┏━━

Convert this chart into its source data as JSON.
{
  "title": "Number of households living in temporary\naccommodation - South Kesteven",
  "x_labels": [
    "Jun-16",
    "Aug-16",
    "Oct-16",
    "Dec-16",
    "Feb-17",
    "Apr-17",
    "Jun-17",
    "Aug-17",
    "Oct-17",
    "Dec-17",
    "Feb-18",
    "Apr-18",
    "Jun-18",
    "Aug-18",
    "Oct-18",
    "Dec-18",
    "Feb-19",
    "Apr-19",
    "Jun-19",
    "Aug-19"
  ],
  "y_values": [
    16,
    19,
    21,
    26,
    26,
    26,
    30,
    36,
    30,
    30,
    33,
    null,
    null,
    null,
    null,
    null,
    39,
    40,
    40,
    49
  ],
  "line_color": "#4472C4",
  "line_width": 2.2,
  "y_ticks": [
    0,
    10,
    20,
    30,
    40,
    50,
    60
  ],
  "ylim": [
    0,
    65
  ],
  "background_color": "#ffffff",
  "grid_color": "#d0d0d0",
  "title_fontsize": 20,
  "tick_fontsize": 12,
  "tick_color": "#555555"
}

┗━━

Transcribe all entries exactly as they are given.

- **COMPLETE OUTPUT**:
Convert this chart into its source data as JSON.
{
  "title": "Number of households living in temporary\naccommodation - South Kesteven",
  "x_labels": [
    "Jun-16",
    "Aug-16",
    "Oct-16",
    "Dec-16",
    "Feb-17",
    "Apr-17",
    "Jun-17",
    "Aug-17",
    "Oct-17",
    "Dec-17",
    "Feb-18",
    "Apr-18",
    "Jun-18",
    "Aug-18",
    "Oct-18",
    "Dec-18",
    "Feb-19",
    "Apr-19",
    "Jun-19",
    "Aug-19"
  ],
  "y_values": [
    16,
    19,
    21,
    26,
    26,
    26,
    30,
    36,
    30,
    30,
    33,
    null,
    null,
    null,
    null,
    null,
    39,
    40,
    40,
    49
  ],
  "line_color": "#4472C4",
  "line_width": 2.2,
  "y_ticks": [
    0,
    10,
    20,
    30,
    40,
    50,
    60
  ],
  "ylim": [
    0,
    65
  ],
  "background_color": "#ffffff",
  "grid_color": "#d0d0d0",
  "title_fontsize": 20,
  "tick_fontsize": 12,
  "tick_color": "#555555"
}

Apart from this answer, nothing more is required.